--- BEGIN Listed records ---

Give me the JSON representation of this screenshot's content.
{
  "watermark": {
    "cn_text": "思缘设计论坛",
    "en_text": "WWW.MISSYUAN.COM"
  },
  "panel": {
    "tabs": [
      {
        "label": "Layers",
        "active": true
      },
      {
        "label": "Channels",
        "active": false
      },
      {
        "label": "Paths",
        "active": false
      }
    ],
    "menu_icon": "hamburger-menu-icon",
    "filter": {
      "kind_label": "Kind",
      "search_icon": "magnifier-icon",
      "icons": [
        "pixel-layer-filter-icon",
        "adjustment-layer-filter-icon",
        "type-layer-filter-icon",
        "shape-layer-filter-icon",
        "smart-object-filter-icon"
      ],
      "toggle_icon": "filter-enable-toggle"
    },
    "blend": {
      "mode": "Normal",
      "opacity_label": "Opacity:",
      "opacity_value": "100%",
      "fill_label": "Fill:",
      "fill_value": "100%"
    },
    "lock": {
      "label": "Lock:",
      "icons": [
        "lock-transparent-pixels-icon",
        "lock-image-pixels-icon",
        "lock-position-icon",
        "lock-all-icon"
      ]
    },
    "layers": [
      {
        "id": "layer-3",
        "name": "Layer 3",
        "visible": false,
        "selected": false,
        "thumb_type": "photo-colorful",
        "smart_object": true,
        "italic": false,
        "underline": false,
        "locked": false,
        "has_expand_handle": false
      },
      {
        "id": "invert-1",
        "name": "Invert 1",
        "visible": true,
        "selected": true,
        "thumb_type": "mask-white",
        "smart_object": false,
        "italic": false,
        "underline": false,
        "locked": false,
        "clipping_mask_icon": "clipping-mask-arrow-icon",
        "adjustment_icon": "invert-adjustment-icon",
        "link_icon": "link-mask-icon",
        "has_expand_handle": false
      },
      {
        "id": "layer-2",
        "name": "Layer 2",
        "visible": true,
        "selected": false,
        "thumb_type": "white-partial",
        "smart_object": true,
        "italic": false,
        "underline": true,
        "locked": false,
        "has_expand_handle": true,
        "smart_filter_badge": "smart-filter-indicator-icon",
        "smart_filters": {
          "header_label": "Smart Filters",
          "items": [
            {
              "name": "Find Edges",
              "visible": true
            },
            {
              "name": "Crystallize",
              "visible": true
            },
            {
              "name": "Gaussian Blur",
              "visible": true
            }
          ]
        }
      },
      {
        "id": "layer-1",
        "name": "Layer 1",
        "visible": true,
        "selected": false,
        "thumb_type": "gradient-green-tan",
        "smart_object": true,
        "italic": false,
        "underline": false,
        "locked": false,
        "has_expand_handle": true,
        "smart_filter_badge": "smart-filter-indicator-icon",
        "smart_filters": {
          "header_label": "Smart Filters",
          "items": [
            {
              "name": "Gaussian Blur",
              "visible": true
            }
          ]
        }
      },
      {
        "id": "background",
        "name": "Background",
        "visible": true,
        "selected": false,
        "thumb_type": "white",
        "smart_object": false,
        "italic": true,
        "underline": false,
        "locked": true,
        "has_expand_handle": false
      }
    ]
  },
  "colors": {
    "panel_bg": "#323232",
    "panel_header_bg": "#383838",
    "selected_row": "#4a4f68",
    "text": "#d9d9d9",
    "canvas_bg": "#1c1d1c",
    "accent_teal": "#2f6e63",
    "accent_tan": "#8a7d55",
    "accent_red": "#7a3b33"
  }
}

--- END Listed records ---
--- BEGIN Listed records ---

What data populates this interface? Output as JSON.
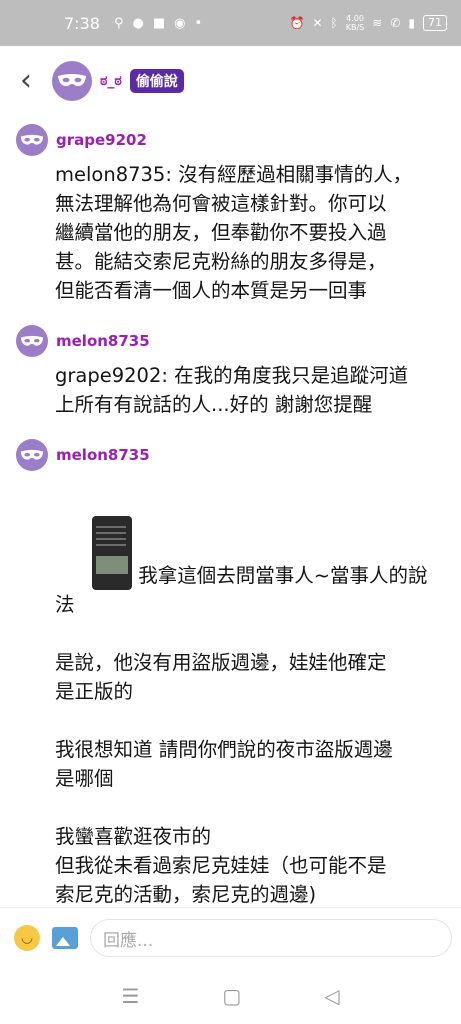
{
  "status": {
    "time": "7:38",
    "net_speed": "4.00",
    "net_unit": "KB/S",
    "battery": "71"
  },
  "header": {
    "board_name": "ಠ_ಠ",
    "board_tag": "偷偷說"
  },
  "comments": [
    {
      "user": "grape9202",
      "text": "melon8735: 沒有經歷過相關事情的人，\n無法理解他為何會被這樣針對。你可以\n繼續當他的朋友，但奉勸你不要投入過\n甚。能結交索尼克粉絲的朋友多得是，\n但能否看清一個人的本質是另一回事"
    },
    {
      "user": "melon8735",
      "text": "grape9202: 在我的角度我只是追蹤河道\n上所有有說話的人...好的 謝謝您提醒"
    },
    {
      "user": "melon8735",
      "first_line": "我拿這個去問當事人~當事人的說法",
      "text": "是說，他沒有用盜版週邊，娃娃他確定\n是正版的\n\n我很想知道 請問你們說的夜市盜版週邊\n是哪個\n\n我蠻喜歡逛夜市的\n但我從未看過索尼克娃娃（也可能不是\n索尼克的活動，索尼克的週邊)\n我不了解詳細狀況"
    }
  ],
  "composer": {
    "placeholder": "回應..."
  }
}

--- END Listed records ---

** What is asked **
Report how many lines in the records above contain the word "mask", giving only the number.

** Solution for this exercise **
3